指示 a: データの最初の行から「366, 97, 381]」を含む行までを、「tree-node-column」を「tree-item-column」に置き換え、ほかは変えずに書き直してください。

+ + + + +

こういうラインチャートを作ってツイートしたりすると、いつも「Y軸に0を含んでない!」と指摘してくる人達がいます。
0から始まっていないので、一部を大げさにして、自分に都合のいいようにデータを見せているだけだ!というわけです。
しかし、結論から言うとラインチャートは0を含んでなくてもオッケーです。
というのもこの「0を含むべき」というのはバーチャートに関してのルールであり、ラインチャートに関するものではありません。このあたりの誤解が「Y軸に0を含んでない!」という批判につながっているのだと思います。
例えば、バーチャートの場合は私達の視覚はそれぞれのバーの長さを比べて、元の値の大きさを比べようとします。
こちらは男女間の平均給料の差を比べたバーチャートです。
このチャートは一見すると、左側の女性の給料が右側の男性の給料よりもずいぶん大きく見えますね。この2つのグループの違いは直感的に2倍ほどにも見えます。
しかし、このチャートのY軸は0ではなく、6100ドルから始まっています。
そこで、この同じチャートを今度はY軸が0から始まるようにしたのが以下です。

+ + + + +

指示 b: ラインチャートのY軸と0についての本文を、最後の文のあとから書き続けてください。

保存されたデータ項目

+ + + + +

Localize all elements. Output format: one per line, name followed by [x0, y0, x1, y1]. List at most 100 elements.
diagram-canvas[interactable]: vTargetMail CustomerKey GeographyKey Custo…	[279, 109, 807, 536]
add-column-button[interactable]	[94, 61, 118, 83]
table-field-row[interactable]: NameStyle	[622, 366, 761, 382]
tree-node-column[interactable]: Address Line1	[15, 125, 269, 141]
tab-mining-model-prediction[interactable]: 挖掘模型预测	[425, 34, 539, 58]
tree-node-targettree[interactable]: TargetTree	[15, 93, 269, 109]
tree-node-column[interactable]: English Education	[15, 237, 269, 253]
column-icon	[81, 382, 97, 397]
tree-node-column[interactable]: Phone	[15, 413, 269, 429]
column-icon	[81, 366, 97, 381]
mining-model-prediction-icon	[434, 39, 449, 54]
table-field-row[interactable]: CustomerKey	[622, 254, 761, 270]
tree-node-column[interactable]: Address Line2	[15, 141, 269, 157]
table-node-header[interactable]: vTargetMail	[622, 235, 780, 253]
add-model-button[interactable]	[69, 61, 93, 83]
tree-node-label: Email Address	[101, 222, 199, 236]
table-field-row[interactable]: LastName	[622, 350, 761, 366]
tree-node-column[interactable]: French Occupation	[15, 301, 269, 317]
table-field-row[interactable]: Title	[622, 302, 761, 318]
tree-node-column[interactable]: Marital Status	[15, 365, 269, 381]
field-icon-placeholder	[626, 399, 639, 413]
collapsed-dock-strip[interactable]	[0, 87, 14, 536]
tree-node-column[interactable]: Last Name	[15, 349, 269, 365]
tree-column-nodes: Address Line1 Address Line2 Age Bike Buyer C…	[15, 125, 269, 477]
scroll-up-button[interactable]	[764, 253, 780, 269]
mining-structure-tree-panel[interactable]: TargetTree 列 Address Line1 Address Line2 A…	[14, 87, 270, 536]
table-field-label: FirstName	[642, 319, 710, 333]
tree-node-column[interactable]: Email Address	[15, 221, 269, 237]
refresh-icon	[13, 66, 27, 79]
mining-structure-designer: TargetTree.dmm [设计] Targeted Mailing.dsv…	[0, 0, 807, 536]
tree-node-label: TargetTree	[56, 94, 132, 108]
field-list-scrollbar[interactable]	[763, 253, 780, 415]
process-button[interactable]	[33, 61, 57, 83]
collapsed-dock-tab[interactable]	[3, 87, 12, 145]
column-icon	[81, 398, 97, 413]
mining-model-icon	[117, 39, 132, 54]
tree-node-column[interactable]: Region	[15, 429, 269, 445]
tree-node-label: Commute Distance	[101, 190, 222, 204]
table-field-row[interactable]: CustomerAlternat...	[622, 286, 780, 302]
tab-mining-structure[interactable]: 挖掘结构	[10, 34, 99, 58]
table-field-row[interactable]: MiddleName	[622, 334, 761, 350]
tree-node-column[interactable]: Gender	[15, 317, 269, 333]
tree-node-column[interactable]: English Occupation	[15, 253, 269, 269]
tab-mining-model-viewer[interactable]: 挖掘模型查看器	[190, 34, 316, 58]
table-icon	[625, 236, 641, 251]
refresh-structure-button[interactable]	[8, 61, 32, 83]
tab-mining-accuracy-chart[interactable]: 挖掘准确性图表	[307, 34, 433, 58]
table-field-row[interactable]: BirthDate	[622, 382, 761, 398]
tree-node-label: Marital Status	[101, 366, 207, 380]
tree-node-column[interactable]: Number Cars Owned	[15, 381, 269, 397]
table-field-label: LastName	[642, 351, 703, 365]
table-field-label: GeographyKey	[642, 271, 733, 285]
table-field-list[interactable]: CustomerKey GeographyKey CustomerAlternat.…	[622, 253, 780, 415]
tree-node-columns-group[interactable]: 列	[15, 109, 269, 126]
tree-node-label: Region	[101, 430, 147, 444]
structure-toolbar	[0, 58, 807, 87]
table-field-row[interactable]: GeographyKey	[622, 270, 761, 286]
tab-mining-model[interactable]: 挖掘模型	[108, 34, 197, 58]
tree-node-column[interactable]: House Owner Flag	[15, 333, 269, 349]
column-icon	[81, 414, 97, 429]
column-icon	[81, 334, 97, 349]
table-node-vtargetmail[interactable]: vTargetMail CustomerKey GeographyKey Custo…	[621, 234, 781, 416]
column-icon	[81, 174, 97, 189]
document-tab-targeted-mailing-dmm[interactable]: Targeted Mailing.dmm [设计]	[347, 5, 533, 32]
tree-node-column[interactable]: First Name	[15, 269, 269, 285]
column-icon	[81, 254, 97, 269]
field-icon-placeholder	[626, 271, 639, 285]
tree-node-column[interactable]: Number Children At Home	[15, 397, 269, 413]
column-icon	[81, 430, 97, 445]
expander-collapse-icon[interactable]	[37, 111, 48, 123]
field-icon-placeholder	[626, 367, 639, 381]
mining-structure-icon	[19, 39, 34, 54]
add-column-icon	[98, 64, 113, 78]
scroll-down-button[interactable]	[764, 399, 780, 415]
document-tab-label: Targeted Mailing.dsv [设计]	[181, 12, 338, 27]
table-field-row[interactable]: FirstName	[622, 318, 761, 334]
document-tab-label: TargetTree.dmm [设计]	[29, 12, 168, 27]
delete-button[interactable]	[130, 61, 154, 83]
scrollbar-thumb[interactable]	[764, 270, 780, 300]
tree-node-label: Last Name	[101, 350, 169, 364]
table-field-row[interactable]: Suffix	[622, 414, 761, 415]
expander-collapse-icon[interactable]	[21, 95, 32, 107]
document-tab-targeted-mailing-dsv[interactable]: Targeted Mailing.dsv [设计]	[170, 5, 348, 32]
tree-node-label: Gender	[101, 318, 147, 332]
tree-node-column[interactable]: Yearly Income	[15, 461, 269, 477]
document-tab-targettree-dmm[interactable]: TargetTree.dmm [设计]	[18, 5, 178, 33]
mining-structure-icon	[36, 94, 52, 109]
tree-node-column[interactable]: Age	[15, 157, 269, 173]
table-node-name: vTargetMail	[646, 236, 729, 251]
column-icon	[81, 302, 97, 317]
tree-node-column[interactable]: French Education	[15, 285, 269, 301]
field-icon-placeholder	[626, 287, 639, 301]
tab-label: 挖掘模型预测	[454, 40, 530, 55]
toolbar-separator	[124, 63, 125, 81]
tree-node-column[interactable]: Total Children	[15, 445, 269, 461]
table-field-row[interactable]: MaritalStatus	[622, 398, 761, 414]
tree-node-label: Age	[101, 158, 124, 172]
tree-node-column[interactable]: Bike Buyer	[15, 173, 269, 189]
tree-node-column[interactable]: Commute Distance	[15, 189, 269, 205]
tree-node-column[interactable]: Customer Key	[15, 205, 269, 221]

+ + + + +

回答 a:
Localize all elements. Output format: one per line, name followed by [x0, y0, x1, y1]. List at most 100 elements.
diagram-canvas[interactable]: vTargetMail CustomerKey GeographyKey Custo…	[279, 109, 807, 536]
add-column-button[interactable]	[94, 61, 118, 83]
table-field-row[interactable]: NameStyle	[622, 366, 761, 382]
tree-item-column[interactable]: Address Line1	[15, 125, 269, 141]
tab-mining-model-prediction[interactable]: 挖掘模型预测	[425, 34, 539, 58]
tree-node-targettree[interactable]: TargetTree	[15, 93, 269, 109]
tree-item-column[interactable]: English Education	[15, 237, 269, 253]
column-icon	[81, 382, 97, 397]
tree-item-column[interactable]: Phone	[15, 413, 269, 429]
column-icon	[81, 366, 97, 381]

回答 b:
すると、女性と男性の給料の差は先程のものに比べてずいぶん小さく見えます。もちろん、この差を大きいとするか小さいとするかは最終的には主観的な判断となりますが、それでも先程のような「差が2倍である」というほどの差はありません。
むしろ1つ目のチャートで見えた「2倍の違い」というのは完全に間違った解釈となります。
私達が複数のバーを比べるとき、無意識のうちにそれらの高さを比べています。なので、バーチャートの場合Y軸に0を含めないと、それはそれぞれのバーの長さを操作してしまうことになってしまうのです。
つまり、本来の値が正しく表現されなくなり、私達の視覚が認識する値と本来の値の間にギャップができてしまうため、その解釈が歪んでしまうのです。
しかしラインチャートの場合は事情が違います。
というのも、ラインチャートの場合私達の視覚が認識しているのは線の高さではなく、線の傾斜です。線が上がっているのか下がっているのか、その傾斜がどれだけ急なのか、または緩やかなのか、といったことです。
例えば、こちらはアメリカでの白人男性の給料水準(薄い青)とアジア人男性の給料水準(濃い青)の2000年から2003年までの推移を表したものです。(週あたりの給料、ドル)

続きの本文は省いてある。